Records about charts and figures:
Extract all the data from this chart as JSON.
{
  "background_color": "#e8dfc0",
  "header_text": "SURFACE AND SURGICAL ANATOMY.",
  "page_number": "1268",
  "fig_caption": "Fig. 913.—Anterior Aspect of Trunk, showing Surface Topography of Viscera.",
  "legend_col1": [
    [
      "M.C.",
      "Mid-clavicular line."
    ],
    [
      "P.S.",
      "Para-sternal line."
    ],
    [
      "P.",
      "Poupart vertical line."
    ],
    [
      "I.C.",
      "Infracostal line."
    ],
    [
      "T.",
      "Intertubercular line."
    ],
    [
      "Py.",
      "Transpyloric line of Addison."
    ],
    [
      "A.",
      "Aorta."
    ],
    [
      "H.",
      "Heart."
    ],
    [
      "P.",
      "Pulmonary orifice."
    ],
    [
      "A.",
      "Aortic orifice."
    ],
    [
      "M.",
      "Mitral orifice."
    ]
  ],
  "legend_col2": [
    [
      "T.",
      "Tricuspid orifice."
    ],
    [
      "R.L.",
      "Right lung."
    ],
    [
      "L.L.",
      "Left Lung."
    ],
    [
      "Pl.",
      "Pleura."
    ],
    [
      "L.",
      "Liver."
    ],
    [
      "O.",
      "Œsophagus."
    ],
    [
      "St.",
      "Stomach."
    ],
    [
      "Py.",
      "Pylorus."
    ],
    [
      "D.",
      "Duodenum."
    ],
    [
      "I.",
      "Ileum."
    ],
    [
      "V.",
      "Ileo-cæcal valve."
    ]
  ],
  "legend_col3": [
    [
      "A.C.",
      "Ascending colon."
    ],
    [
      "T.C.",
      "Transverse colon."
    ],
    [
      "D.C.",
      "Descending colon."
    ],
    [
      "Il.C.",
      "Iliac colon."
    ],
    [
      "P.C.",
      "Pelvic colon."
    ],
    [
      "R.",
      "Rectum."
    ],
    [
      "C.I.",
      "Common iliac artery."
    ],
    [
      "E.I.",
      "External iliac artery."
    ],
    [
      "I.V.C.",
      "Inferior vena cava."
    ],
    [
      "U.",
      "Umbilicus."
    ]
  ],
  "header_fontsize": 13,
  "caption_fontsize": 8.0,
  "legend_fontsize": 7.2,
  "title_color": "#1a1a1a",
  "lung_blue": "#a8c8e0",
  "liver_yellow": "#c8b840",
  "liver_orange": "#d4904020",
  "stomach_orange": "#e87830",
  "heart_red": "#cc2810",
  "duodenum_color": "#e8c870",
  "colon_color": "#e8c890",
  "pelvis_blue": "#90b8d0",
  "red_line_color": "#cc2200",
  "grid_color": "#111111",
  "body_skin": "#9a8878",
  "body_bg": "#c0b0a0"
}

▶ What you will do: Retype the data exactly as given.

▶ Solution to the problem:
Extract all the data from this chart as JSON.
{
  "background_color": "#e8dfc0",
  "header_text": "SURFACE AND SURGICAL ANATOMY.",
  "page_number": "1268",
  "fig_caption": "Fig. 913.—Anterior Aspect of Trunk, showing Surface Topography of Viscera.",
  "legend_col1": [
    [
      "M.C.",
      "Mid-clavicular line."
    ],
    [
      "P.S.",
      "Para-sternal line."
    ],
    [
      "P.",
      "Poupart vertical line."
    ],
    [
      "I.C.",
      "Infracostal line."
    ],
    [
      "T.",
      "Intertubercular line."
    ],
    [
      "Py.",
      "Transpyloric line of Addison."
    ],
    [
      "A.",
      "Aorta."
    ],
    [
      "H.",
      "Heart."
    ],
    [
      "P.",
      "Pulmonary orifice."
    ],
    [
      "A.",
      "Aortic orifice."
    ],
    [
      "M.",
      "Mitral orifice."
    ]
  ],
  "legend_col2": [
    [
      "T.",
      "Tricuspid orifice."
    ],
    [
      "R.L.",
      "Right lung."
    ],
    [
      "L.L.",
      "Left Lung."
    ],
    [
      "Pl.",
      "Pleura."
    ],
    [
      "L.",
      "Liver."
    ],
    [
      "O.",
      "Œsophagus."
    ],
    [
      "St.",
      "Stomach."
    ],
    [
      "Py.",
      "Pylorus."
    ],
    [
      "D.",
      "Duodenum."
    ],
    [
      "I.",
      "Ileum."
    ],
    [
      "V.",
      "Ileo-cæcal valve."
    ]
  ],
  "legend_col3": [
    [
      "A.C.",
      "Ascending colon."
    ],
    [
      "T.C.",
      "Transverse colon."
    ],
    [
      "D.C.",
      "Descending colon."
    ],
    [
      "Il.C.",
      "Iliac colon."
    ],
    [
      "P.C.",
      "Pelvic colon."
    ],
    [
      "R.",
      "Rectum."
    ],
    [
      "C.I.",
      "Common iliac artery."
    ],
    [
      "E.I.",
      "External iliac artery."
    ],
    [
      "I.V.C.",
      "Inferior vena cava."
    ],
    [
      "U.",
      "Umbilicus."
    ]
  ],
  "header_fontsize": 13,
  "caption_fontsize": 8.0,
  "legend_fontsize": 7.2,
  "title_color": "#1a1a1a",
  "lung_blue": "#a8c8e0",
  "liver_yellow": "#c8b840",
  "liver_orange": "#d4904020",
  "stomach_orange": "#e87830",
  "heart_red": "#cc2810",
  "duodenum_color": "#e8c870",
  "colon_color": "#e8c890",
  "pelvis_blue": "#90b8d0",
  "red_line_color": "#cc2200",
  "grid_color": "#111111",
  "body_skin": "#9a8878",
  "body_bg": "#c0b0a0"
}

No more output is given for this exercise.